[START OF Items]

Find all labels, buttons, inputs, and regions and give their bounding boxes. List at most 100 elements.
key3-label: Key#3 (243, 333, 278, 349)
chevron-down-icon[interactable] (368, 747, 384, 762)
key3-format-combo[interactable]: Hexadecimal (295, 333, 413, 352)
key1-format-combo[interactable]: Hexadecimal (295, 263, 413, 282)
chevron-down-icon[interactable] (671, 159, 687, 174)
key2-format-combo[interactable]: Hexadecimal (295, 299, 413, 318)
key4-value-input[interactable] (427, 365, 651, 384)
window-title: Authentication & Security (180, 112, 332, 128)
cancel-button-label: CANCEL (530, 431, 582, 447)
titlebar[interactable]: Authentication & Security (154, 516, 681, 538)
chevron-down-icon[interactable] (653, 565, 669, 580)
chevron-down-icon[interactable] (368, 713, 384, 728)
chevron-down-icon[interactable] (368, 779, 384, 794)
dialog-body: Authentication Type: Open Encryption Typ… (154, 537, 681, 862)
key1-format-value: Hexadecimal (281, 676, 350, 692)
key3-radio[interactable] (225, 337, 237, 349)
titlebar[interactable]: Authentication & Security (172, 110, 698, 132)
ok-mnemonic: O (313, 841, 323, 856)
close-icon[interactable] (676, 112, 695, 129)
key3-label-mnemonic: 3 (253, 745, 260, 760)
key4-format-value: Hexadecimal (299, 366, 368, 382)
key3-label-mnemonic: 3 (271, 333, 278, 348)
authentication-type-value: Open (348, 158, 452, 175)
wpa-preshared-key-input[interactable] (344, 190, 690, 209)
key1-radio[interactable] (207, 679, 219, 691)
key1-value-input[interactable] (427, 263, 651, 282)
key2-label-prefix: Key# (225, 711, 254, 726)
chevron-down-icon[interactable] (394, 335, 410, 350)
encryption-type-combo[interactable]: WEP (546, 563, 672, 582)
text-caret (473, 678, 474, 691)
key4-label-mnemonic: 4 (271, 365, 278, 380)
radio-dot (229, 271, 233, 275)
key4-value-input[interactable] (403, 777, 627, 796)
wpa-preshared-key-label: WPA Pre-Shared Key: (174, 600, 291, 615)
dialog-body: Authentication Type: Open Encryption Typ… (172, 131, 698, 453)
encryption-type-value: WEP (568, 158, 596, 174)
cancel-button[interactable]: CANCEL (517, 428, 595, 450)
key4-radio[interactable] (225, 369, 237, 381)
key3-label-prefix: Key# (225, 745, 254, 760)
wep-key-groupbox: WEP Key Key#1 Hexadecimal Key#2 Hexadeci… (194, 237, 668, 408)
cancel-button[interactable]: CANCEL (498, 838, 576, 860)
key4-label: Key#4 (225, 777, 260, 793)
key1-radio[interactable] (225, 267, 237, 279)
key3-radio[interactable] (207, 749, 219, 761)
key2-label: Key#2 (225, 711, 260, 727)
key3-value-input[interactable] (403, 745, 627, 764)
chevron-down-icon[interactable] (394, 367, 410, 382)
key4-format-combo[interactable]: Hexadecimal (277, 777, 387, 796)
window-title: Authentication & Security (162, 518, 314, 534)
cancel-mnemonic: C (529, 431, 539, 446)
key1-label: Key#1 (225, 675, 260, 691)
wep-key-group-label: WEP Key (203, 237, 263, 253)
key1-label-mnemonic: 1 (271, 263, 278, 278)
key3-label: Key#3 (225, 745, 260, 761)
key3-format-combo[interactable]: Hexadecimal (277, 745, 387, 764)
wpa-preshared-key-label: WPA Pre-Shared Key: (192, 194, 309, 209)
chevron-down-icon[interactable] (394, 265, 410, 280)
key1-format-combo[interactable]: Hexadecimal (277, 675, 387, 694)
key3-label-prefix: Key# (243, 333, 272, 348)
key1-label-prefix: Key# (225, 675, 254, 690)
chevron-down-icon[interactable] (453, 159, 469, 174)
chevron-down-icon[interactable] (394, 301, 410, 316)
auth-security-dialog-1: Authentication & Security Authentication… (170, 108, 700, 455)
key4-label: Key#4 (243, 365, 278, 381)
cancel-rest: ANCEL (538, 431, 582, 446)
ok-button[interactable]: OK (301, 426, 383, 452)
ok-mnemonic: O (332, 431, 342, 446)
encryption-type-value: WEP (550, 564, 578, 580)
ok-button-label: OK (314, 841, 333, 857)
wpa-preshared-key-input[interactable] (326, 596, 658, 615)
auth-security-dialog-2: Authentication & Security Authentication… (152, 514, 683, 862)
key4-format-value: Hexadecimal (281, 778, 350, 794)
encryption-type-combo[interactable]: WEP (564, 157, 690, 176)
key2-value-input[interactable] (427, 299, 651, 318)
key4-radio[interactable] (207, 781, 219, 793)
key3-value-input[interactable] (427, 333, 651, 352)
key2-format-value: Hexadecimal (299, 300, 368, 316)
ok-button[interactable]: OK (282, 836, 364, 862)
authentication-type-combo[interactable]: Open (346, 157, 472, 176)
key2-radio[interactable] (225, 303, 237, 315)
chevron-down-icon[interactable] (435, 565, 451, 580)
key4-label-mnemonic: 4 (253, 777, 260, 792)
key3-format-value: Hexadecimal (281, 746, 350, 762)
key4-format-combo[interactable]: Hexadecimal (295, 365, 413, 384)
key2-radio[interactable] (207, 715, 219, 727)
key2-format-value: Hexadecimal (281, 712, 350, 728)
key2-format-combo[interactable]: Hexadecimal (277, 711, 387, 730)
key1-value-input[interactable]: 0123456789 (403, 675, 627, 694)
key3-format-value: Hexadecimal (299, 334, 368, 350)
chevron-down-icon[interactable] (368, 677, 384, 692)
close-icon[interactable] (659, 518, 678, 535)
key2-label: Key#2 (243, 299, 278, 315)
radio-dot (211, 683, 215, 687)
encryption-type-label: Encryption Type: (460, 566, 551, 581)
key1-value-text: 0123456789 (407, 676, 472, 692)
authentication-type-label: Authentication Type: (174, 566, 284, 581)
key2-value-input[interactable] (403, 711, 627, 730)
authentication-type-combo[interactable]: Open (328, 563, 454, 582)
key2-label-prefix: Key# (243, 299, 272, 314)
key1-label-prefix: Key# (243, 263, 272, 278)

[END OF Items]

• **Your task**: Duplicate every line of the rows above without any changes.

• **Output for this exercise**:
Find all labels, buttons, inputs, and regions and give their bounding boxes. List at most 100 elements.
key3-label: Key#3 (243, 333, 278, 349)
chevron-down-icon[interactable] (368, 747, 384, 762)
key3-format-combo[interactable]: Hexadecimal (295, 333, 413, 352)
key1-format-combo[interactable]: Hexadecimal (295, 263, 413, 282)
chevron-down-icon[interactable] (671, 159, 687, 174)
key2-format-combo[interactable]: Hexadecimal (295, 299, 413, 318)
key4-value-input[interactable] (427, 365, 651, 384)
window-title: Authentication & Security (180, 112, 332, 128)
cancel-button-label: CANCEL (530, 431, 582, 447)
titlebar[interactable]: Authentication & Security (154, 516, 681, 538)
chevron-down-icon[interactable] (653, 565, 669, 580)
chevron-down-icon[interactable] (368, 713, 384, 728)
chevron-down-icon[interactable] (368, 779, 384, 794)
dialog-body: Authentication Type: Open Encryption Typ… (154, 537, 681, 862)
key1-format-value: Hexadecimal (281, 676, 350, 692)
key3-radio[interactable] (225, 337, 237, 349)
titlebar[interactable]: Authentication & Security (172, 110, 698, 132)
ok-mnemonic: O (313, 841, 323, 856)
close-icon[interactable] (676, 112, 695, 129)
key3-label-mnemonic: 3 (253, 745, 260, 760)
key4-format-value: Hexadecimal (299, 366, 368, 382)
key3-label-mnemonic: 3 (271, 333, 278, 348)
authentication-type-value: Open (348, 158, 452, 175)
wpa-preshared-key-input[interactable] (344, 190, 690, 209)
key1-radio[interactable] (207, 679, 219, 691)
key1-value-input[interactable] (427, 263, 651, 282)
key2-label-prefix: Key# (225, 711, 254, 726)
chevron-down-icon[interactable] (394, 335, 410, 350)
encryption-type-combo[interactable]: WEP (546, 563, 672, 582)
text-caret (473, 678, 474, 691)
key4-label-mnemonic: 4 (271, 365, 278, 380)
radio-dot (229, 271, 233, 275)
key4-value-input[interactable] (403, 777, 627, 796)
wpa-preshared-key-label: WPA Pre-Shared Key: (174, 600, 291, 615)
dialog-body: Authentication Type: Open Encryption Typ… (172, 131, 698, 453)
encryption-type-value: WEP (568, 158, 596, 174)
cancel-button[interactable]: CANCEL (517, 428, 595, 450)
key4-radio[interactable] (225, 369, 237, 381)
key3-label-prefix: Key# (225, 745, 254, 760)
wep-key-groupbox: WEP Key Key#1 Hexadecimal Key#2 Hexadeci… (194, 237, 668, 408)
cancel-button[interactable]: CANCEL (498, 838, 576, 860)
key4-label: Key#4 (225, 777, 260, 793)
key1-radio[interactable] (225, 267, 237, 279)
key3-radio[interactable] (207, 749, 219, 761)
key2-label: Key#2 (225, 711, 260, 727)
key3-value-input[interactable] (403, 745, 627, 764)
chevron-down-icon[interactable] (394, 367, 410, 382)
key4-format-combo[interactable]: Hexadecimal (277, 777, 387, 796)
window-title: Authentication & Security (162, 518, 314, 534)
cancel-mnemonic: C (529, 431, 539, 446)
key1-label: Key#1 (225, 675, 260, 691)
wep-key-group-label: WEP Key (203, 237, 263, 253)
key1-label-mnemonic: 1 (271, 263, 278, 278)
key3-label: Key#3 (225, 745, 260, 761)
key3-format-combo[interactable]: Hexadecimal (277, 745, 387, 764)
wpa-preshared-key-label: WPA Pre-Shared Key: (192, 194, 309, 209)
chevron-down-icon[interactable] (394, 265, 410, 280)
key1-format-combo[interactable]: Hexadecimal (277, 675, 387, 694)
key3-label-prefix: Key# (243, 333, 272, 348)
key1-label-prefix: Key# (225, 675, 254, 690)
chevron-down-icon[interactable] (453, 159, 469, 174)
chevron-down-icon[interactable] (394, 301, 410, 316)
auth-security-dialog-1: Authentication & Security Authentication… (170, 108, 700, 455)
key4-label: Key#4 (243, 365, 278, 381)
cancel-rest: ANCEL (538, 431, 582, 446)
ok-button[interactable]: OK (301, 426, 383, 452)
ok-mnemonic: O (332, 431, 342, 446)
encryption-type-value: WEP (550, 564, 578, 580)
ok-button-label: OK (314, 841, 333, 857)
wpa-preshared-key-input[interactable] (326, 596, 658, 615)
auth-security-dialog-2: Authentication & Security Authentication… (152, 514, 683, 862)
key4-format-value: Hexadecimal (281, 778, 350, 794)
encryption-type-combo[interactable]: WEP (564, 157, 690, 176)
key2-value-input[interactable] (427, 299, 651, 318)
key4-radio[interactable] (207, 781, 219, 793)
key3-value-input[interactable] (427, 333, 651, 352)
key2-format-value: Hexadecimal (299, 300, 368, 316)
ok-button[interactable]: OK (282, 836, 364, 862)
authentication-type-combo[interactable]: Open (346, 157, 472, 176)
key2-radio[interactable] (225, 303, 237, 315)
chevron-down-icon[interactable] (435, 565, 451, 580)
key4-label-mnemonic: 4 (253, 777, 260, 792)
key3-format-value: Hexadecimal (281, 746, 350, 762)
key4-format-combo[interactable]: Hexadecimal (295, 365, 413, 384)
key2-radio[interactable] (207, 715, 219, 727)
key2-format-value: Hexadecimal (281, 712, 350, 728)
key2-format-combo[interactable]: Hexadecimal (277, 711, 387, 730)
key1-value-input[interactable]: 0123456789 (403, 675, 627, 694)
key3-format-value: Hexadecimal (299, 334, 368, 350)
chevron-down-icon[interactable] (368, 677, 384, 692)
close-icon[interactable] (659, 518, 678, 535)
key2-label: Key#2 (243, 299, 278, 315)
radio-dot (211, 683, 215, 687)
encryption-type-label: Encryption Type: (460, 566, 551, 581)
key1-value-text: 0123456789 (407, 676, 472, 692)
authentication-type-label: Authentication Type: (174, 566, 284, 581)
key2-value-input[interactable] (403, 711, 627, 730)
authentication-type-combo[interactable]: Open (328, 563, 454, 582)
key2-label-prefix: Key# (243, 299, 272, 314)
key1-label-prefix: Key# (243, 263, 272, 278)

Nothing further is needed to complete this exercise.